■ **TO DO**:
Repeat the records exactly. Every line must match.

--- START ---

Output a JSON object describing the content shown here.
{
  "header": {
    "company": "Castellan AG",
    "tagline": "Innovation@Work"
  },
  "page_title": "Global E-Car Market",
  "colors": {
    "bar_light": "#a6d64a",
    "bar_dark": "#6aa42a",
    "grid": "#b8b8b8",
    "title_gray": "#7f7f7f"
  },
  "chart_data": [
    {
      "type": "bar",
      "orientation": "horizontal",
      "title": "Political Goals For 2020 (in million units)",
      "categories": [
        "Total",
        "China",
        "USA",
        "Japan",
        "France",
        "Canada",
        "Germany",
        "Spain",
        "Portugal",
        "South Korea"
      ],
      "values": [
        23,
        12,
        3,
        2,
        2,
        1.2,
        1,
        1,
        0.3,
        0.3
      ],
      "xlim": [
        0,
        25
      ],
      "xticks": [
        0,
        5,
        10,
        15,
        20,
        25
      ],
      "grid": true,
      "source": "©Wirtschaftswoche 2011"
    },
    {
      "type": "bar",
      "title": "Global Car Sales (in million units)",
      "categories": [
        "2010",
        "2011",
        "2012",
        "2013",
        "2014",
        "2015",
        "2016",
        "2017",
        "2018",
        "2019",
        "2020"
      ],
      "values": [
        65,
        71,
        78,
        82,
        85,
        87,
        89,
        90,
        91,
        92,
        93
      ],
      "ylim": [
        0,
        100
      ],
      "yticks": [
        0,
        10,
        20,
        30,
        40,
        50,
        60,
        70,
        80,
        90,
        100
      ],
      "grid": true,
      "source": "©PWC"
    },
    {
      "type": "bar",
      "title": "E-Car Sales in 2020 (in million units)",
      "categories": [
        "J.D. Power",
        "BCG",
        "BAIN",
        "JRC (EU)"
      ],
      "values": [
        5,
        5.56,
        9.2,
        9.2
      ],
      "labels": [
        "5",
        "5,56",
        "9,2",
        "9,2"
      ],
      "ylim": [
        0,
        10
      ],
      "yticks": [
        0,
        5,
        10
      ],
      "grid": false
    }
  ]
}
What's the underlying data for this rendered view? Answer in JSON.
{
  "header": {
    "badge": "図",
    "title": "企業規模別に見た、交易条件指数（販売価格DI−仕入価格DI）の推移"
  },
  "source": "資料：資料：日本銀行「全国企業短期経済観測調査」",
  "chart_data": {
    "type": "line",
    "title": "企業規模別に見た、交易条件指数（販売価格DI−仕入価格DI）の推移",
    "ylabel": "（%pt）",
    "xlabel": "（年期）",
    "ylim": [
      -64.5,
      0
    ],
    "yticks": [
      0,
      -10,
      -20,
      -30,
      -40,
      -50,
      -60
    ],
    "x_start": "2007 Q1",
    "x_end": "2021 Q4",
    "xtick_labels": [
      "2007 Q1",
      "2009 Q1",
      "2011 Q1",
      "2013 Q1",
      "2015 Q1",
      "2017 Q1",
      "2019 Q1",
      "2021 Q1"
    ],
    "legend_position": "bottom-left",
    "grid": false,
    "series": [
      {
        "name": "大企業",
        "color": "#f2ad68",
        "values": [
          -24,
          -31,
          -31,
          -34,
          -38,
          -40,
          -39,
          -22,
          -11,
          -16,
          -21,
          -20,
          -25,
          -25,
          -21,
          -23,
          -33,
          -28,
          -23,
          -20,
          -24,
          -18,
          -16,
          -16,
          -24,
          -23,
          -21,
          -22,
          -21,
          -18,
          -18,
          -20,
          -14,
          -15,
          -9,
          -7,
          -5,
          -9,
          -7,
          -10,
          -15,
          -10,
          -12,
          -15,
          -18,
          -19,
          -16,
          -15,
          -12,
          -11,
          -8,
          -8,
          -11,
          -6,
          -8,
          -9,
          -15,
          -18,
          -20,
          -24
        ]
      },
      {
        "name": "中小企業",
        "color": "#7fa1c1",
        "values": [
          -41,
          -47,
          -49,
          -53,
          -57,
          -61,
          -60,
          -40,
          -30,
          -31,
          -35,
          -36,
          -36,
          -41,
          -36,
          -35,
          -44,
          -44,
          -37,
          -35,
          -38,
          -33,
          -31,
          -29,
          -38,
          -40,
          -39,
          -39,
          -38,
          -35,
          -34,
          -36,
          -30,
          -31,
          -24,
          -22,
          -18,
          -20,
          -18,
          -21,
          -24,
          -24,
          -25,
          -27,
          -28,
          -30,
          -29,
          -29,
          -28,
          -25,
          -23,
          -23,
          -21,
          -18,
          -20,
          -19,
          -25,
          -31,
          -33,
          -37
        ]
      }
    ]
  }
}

--- END ---

■ **SOLUTION**:
Output a JSON object describing the content shown here.
{
  "header": {
    "company": "Castellan AG",
    "tagline": "Innovation@Work"
  },
  "page_title": "Global E-Car Market",
  "colors": {
    "bar_light": "#a6d64a",
    "bar_dark": "#6aa42a",
    "grid": "#b8b8b8",
    "title_gray": "#7f7f7f"
  },
  "chart_data": [
    {
      "type": "bar",
      "orientation": "horizontal",
      "title": "Political Goals For 2020 (in million units)",
      "categories": [
        "Total",
        "China",
        "USA",
        "Japan",
        "France",
        "Canada",
        "Germany",
        "Spain",
        "Portugal",
        "South Korea"
      ],
      "values": [
        23,
        12,
        3,
        2,
        2,
        1.2,
        1,
        1,
        0.3,
        0.3
      ],
      "xlim": [
        0,
        25
      ],
      "xticks": [
        0,
        5,
        10,
        15,
        20,
        25
      ],
      "grid": true,
      "source": "©Wirtschaftswoche 2011"
    },
    {
      "type": "bar",
      "title": "Global Car Sales (in million units)",
      "categories": [
        "2010",
        "2011",
        "2012",
        "2013",
        "2014",
        "2015",
        "2016",
        "2017",
        "2018",
        "2019",
        "2020"
      ],
      "values": [
        65,
        71,
        78,
        82,
        85,
        87,
        89,
        90,
        91,
        92,
        93
      ],
      "ylim": [
        0,
        100
      ],
      "yticks": [
        0,
        10,
        20,
        30,
        40,
        50,
        60,
        70,
        80,
        90,
        100
      ],
      "grid": true,
      "source": "©PWC"
    },
    {
      "type": "bar",
      "title": "E-Car Sales in 2020 (in million units)",
      "categories": [
        "J.D. Power",
        "BCG",
        "BAIN",
        "JRC (EU)"
      ],
      "values": [
        5,
        5.56,
        9.2,
        9.2
      ],
      "labels": [
        "5",
        "5,56",
        "9,2",
        "9,2"
      ],
      "ylim": [
        0,
        10
      ],
      "yticks": [
        0,
        5,
        10
      ],
      "grid": false
    }
  ]
}
What's the underlying data for this rendered view? Answer in JSON.
{
  "header": {
    "badge": "図",
    "title": "企業規模別に見た、交易条件指数（販売価格DI−仕入価格DI）の推移"
  },
  "source": "資料：資料：日本銀行「全国企業短期経済観測調査」",
  "chart_data": {
    "type": "line",
    "title": "企業規模別に見た、交易条件指数（販売価格DI−仕入価格DI）の推移",
    "ylabel": "（%pt）",
    "xlabel": "（年期）",
    "ylim": [
      -64.5,
      0
    ],
    "yticks": [
      0,
      -10,
      -20,
      -30,
      -40,
      -50,
      -60
    ],
    "x_start": "2007 Q1",
    "x_end": "2021 Q4",
    "xtick_labels": [
      "2007 Q1",
      "2009 Q1",
      "2011 Q1",
      "2013 Q1",
      "2015 Q1",
      "2017 Q1",
      "2019 Q1",
      "2021 Q1"
    ],
    "legend_position": "bottom-left",
    "grid": false,
    "series": [
      {
        "name": "大企業",
        "color": "#f2ad68",
        "values": [
          -24,
          -31,
          -31,
          -34,
          -38,
          -40,
          -39,
          -22,
          -11,
          -16,
          -21,
          -20,
          -25,
          -25,
          -21,
          -23,
          -33,
          -28,
          -23,
          -20,
          -24,
          -18,
          -16,
          -16,
          -24,
          -23,
          -21,
          -22,
          -21,
          -18,
          -18,
          -20,
          -14,
          -15,
          -9,
          -7,
          -5,
          -9,
          -7,
          -10,
          -15,
          -10,
          -12,
          -15,
          -18,
          -19,
          -16,
          -15,
          -12,
          -11,
          -8,
          -8,
          -11,
          -6,
          -8,
          -9,
          -15,
          -18,
          -20,
          -24
        ]
      },
      {
        "name": "中小企業",
        "color": "#7fa1c1",
        "values": [
          -41,
          -47,
          -49,
          -53,
          -57,
          -61,
          -60,
          -40,
          -30,
          -31,
          -35,
          -36,
          -36,
          -41,
          -36,
          -35,
          -44,
          -44,
          -37,
          -35,
          -38,
          -33,
          -31,
          -29,
          -38,
          -40,
          -39,
          -39,
          -38,
          -35,
          -34,
          -36,
          -30,
          -31,
          -24,
          -22,
          -18,
          -20,
          -18,
          -21,
          -24,
          -24,
          -25,
          -27,
          -28,
          -30,
          -29,
          -29,
          -28,
          -25,
          -23,
          -23,
          -21,
          -18,
          -20,
          -19,
          -25,
          -31,
          -33,
          -37
        ]
      }
    ]
  }
}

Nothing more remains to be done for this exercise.